[START OF PROVIDED RECORDS]
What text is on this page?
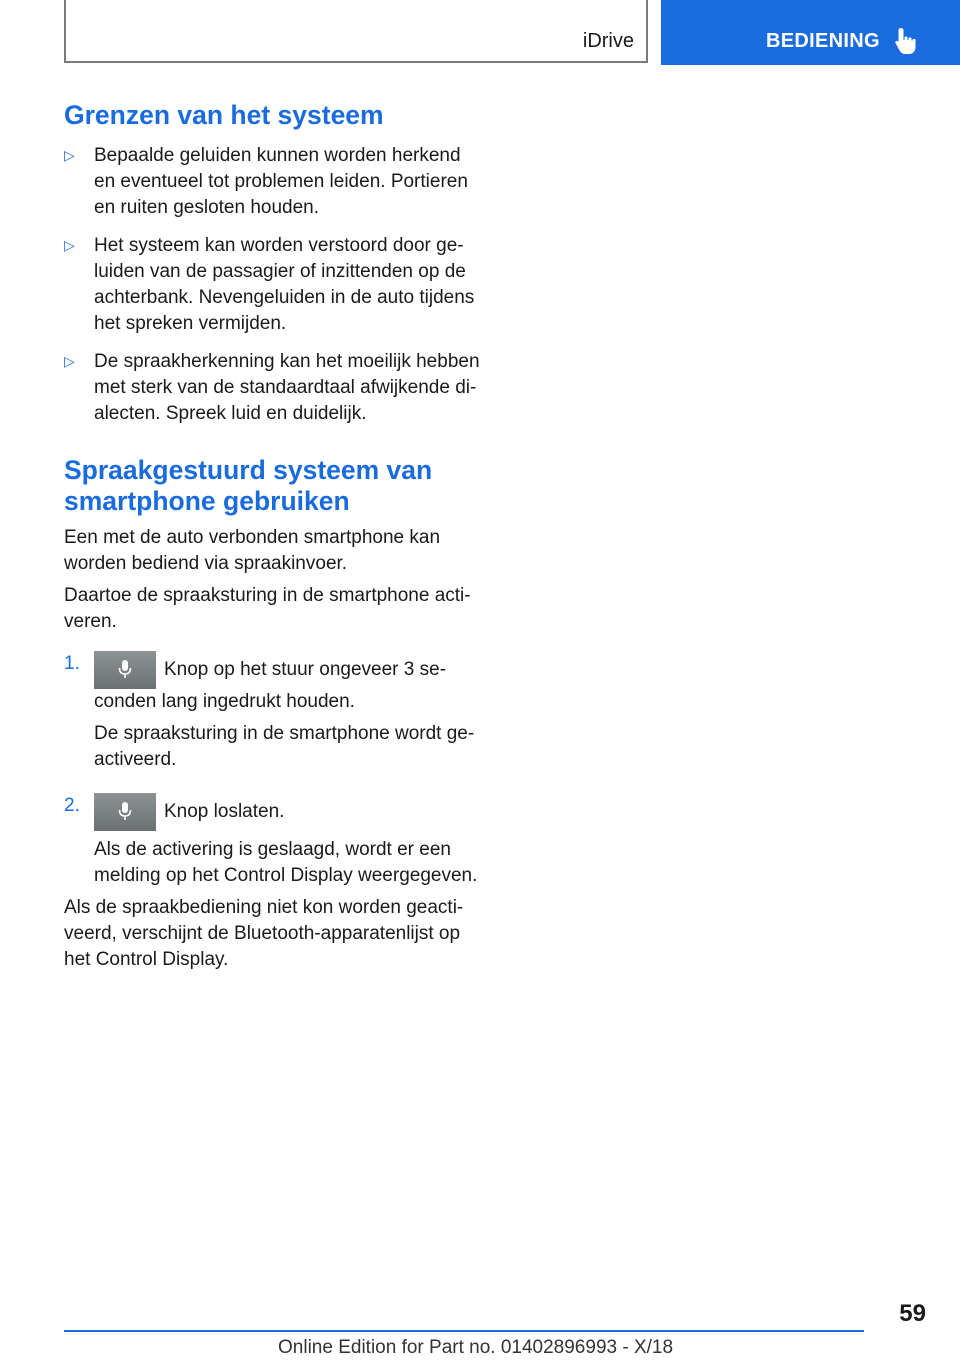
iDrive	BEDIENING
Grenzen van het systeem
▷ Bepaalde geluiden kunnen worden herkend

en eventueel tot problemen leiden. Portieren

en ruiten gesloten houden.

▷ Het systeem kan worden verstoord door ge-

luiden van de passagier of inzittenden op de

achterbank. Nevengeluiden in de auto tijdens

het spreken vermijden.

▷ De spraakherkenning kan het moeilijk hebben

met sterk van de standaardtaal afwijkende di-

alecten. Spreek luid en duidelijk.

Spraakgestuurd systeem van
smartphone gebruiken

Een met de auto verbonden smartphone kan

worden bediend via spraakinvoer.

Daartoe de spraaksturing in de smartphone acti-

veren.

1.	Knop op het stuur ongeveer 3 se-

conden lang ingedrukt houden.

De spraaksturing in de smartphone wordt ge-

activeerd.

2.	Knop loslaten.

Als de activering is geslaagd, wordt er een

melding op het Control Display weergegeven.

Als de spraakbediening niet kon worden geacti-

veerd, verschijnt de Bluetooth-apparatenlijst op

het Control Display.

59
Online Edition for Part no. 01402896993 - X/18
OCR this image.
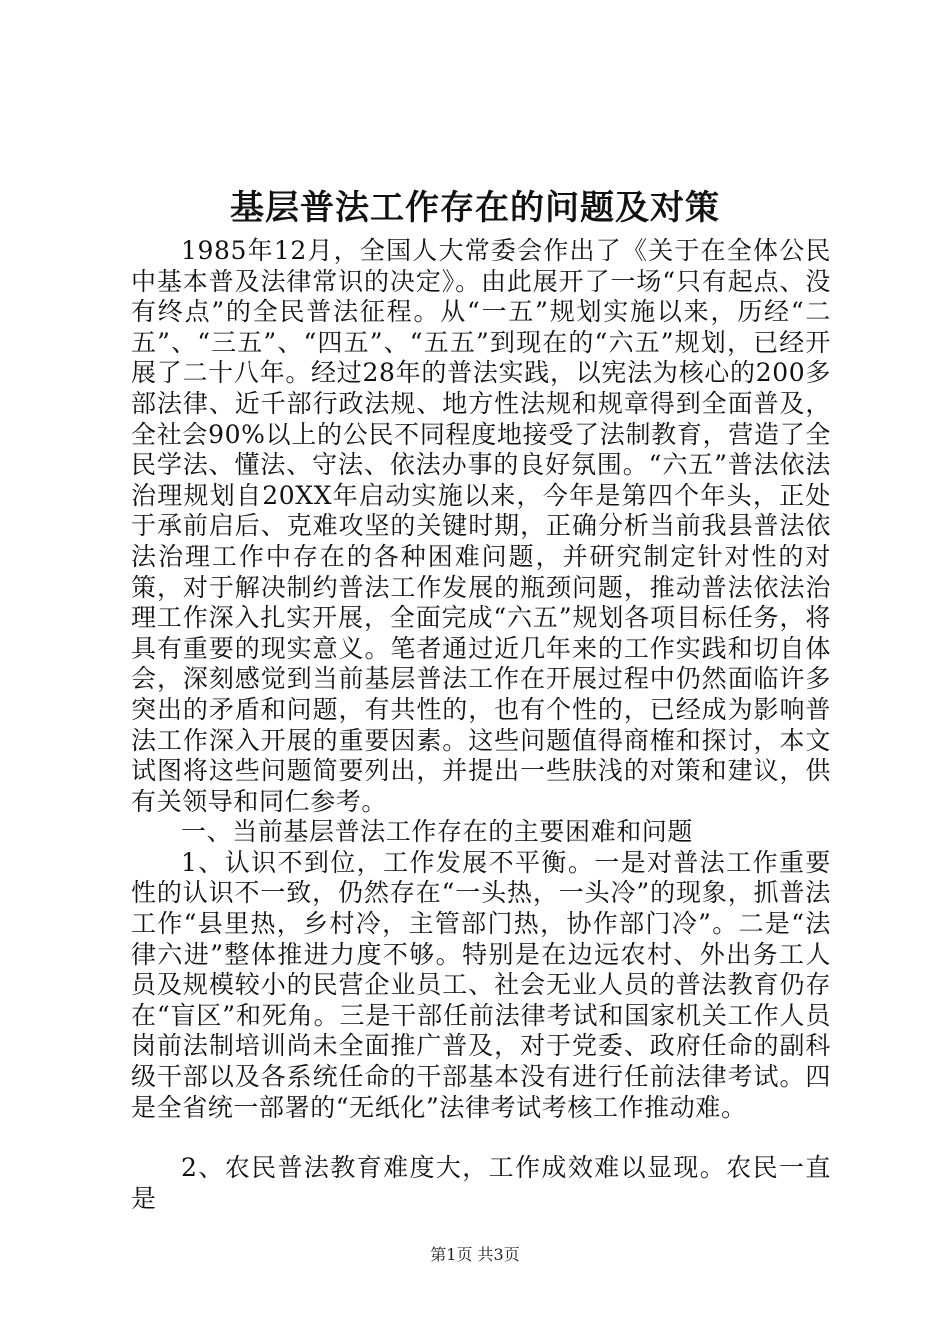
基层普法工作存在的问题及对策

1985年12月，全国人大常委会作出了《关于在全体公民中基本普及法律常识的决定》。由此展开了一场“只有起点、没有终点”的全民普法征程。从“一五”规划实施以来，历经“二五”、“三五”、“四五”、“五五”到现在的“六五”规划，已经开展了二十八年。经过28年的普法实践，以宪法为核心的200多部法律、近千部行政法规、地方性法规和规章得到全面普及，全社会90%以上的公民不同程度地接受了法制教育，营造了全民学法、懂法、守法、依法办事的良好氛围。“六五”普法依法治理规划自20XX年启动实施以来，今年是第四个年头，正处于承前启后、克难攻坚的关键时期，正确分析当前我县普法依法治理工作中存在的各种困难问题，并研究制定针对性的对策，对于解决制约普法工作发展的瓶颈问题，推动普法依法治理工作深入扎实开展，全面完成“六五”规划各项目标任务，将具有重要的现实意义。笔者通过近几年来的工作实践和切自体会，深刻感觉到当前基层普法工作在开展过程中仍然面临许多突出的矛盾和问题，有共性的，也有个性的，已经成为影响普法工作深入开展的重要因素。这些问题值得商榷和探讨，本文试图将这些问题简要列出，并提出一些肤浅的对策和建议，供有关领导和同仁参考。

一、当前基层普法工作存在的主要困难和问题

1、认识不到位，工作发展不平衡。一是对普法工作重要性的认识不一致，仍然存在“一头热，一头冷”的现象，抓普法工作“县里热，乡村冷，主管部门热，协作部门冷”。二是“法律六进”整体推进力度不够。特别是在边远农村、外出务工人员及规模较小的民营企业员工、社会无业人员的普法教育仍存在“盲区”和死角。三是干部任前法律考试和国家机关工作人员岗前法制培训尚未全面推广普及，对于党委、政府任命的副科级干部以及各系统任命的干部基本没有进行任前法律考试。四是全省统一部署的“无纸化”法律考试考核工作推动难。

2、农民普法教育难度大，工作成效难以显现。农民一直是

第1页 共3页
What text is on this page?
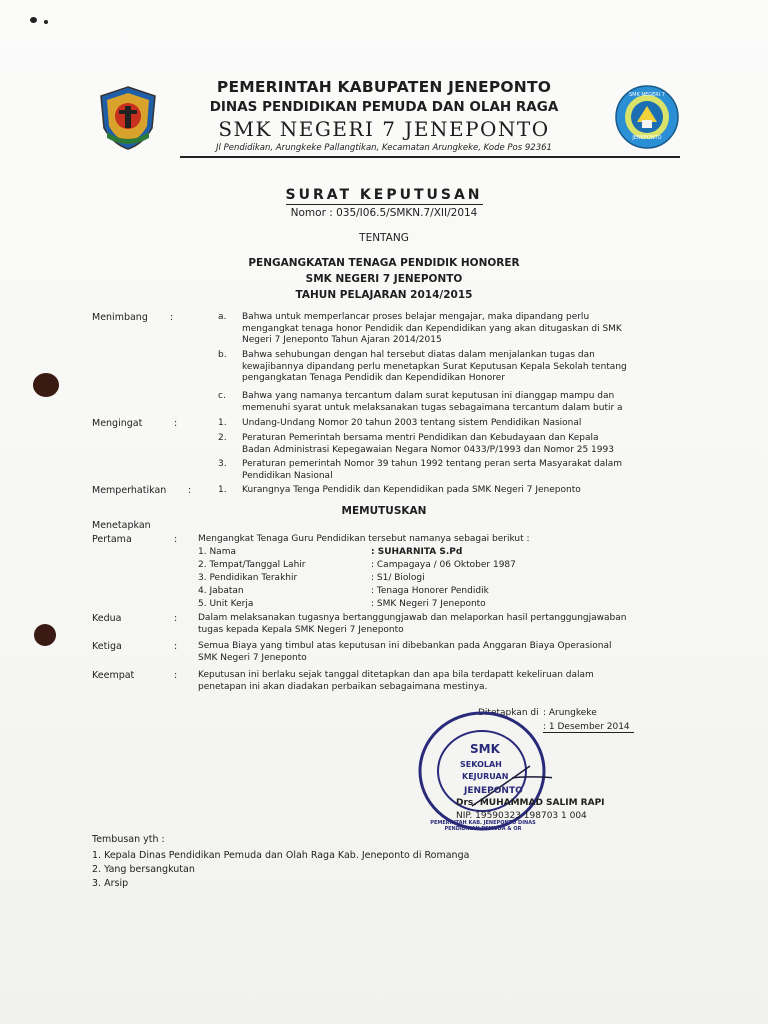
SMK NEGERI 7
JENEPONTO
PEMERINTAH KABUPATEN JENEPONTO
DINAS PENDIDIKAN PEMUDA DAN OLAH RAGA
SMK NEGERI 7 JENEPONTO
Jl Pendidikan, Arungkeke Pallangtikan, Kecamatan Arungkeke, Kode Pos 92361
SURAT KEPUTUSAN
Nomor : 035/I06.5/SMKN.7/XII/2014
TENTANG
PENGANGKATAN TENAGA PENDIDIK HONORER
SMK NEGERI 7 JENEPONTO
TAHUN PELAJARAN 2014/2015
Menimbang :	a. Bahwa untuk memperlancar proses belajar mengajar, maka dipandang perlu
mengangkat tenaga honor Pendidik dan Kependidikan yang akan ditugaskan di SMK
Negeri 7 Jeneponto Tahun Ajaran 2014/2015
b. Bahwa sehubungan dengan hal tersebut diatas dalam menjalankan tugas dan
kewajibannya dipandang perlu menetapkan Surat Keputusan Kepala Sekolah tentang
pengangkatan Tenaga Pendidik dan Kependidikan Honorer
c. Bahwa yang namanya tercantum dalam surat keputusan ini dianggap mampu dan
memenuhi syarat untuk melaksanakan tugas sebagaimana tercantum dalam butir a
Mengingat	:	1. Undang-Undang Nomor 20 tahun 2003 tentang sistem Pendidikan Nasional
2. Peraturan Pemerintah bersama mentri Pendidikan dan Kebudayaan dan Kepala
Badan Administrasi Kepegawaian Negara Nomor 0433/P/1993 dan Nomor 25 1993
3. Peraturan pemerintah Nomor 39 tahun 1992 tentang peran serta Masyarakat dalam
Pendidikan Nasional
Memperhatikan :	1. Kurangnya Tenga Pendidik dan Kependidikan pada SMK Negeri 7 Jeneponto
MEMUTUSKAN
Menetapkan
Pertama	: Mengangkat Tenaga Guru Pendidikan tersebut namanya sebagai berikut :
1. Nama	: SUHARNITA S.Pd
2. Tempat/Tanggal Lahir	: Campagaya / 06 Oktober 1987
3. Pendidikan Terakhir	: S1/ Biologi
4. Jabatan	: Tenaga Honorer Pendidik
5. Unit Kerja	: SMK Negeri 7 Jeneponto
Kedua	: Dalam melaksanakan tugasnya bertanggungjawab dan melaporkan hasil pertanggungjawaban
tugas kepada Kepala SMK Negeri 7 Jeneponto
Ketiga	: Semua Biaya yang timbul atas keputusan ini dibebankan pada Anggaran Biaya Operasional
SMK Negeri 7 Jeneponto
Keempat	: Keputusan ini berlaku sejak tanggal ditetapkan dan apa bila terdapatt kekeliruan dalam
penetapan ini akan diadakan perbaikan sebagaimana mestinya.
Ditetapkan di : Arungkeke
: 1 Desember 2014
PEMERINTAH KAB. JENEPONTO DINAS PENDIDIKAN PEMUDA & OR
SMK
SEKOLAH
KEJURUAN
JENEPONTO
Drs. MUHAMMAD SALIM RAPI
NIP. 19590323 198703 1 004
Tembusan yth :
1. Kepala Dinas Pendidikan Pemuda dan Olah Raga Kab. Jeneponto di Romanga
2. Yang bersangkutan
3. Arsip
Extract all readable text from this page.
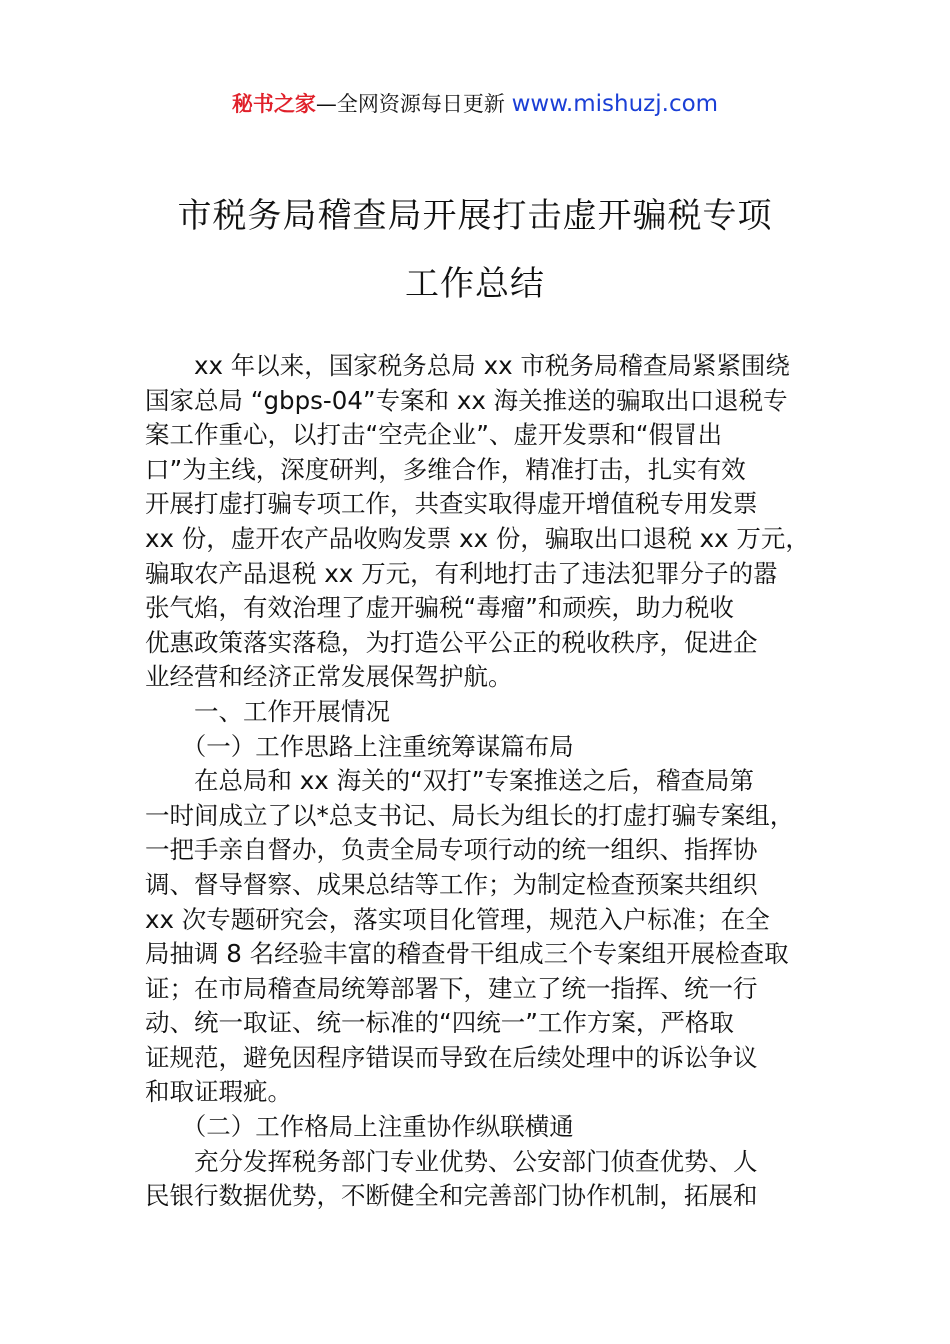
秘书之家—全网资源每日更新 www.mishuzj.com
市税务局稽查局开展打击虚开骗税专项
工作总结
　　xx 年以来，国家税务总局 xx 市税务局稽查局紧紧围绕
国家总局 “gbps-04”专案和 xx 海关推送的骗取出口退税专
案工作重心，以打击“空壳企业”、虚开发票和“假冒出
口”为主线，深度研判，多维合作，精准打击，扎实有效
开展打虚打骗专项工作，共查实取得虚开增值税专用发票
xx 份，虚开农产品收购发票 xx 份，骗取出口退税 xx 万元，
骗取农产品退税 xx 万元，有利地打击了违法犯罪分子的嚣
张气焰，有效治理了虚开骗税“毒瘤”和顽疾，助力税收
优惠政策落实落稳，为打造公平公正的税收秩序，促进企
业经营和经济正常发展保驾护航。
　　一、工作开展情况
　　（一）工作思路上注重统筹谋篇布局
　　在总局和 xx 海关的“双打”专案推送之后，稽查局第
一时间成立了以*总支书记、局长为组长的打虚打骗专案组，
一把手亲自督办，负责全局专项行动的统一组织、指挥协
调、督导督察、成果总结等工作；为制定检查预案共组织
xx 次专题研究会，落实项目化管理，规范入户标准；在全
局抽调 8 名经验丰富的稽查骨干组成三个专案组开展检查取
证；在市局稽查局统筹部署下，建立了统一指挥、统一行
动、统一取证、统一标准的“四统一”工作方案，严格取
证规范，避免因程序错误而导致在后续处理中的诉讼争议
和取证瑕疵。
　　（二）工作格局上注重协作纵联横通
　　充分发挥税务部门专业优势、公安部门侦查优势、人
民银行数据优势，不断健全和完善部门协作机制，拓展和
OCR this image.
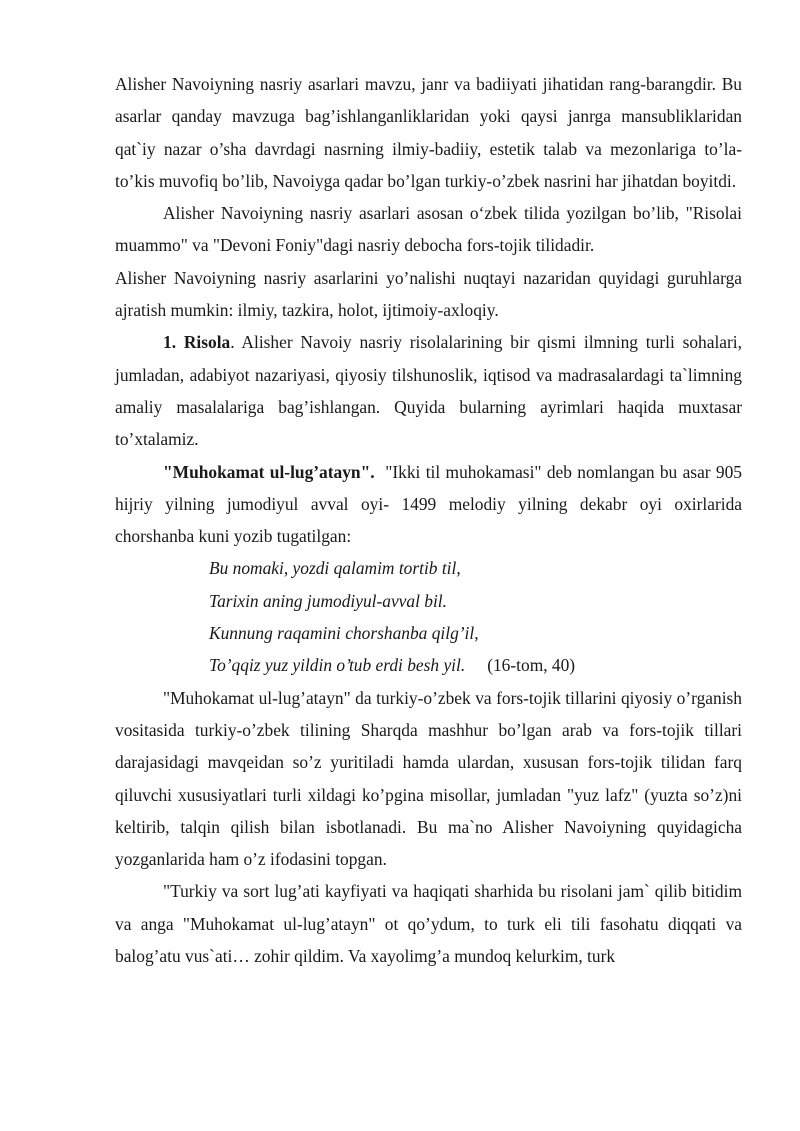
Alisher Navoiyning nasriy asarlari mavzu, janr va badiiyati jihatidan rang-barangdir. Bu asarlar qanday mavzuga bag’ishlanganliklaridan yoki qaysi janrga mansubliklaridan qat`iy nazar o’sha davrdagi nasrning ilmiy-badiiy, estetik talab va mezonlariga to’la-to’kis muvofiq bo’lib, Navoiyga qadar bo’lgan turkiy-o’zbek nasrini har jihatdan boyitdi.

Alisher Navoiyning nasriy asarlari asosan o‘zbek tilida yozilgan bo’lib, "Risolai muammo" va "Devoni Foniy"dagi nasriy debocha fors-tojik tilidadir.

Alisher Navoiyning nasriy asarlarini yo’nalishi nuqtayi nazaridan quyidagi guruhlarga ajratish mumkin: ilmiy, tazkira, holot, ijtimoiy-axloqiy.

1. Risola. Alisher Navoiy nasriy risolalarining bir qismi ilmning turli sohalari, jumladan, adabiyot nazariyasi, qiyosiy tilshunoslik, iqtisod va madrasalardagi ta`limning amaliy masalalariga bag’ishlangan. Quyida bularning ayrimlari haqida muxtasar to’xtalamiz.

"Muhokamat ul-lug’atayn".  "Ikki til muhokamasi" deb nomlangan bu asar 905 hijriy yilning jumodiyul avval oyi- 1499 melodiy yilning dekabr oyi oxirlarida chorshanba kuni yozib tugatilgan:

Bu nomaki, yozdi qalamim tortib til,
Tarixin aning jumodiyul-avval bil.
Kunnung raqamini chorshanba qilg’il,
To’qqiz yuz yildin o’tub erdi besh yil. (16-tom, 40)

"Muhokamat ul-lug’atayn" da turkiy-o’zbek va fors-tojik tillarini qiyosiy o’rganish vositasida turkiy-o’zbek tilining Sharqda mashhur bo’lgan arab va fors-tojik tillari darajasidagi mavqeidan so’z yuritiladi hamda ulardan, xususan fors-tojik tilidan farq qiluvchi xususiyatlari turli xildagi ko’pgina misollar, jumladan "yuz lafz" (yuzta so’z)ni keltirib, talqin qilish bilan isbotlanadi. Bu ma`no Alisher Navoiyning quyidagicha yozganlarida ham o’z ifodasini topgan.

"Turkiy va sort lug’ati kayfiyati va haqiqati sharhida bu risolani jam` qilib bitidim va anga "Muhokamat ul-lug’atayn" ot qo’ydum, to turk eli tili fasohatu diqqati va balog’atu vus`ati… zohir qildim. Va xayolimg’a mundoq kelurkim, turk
[END OF PROVIDED RECORDS]
== WHAT YOU WILL DO ==
Only lines with the word "sebagaimana" should be collected from the material.

== REPLY TO THE TASK ==
memenuhi syarat untuk melaksanakan tugas sebagaimana tercantum dalam butir a
penetapan ini akan diadakan perbaikan sebagaimana mestinya.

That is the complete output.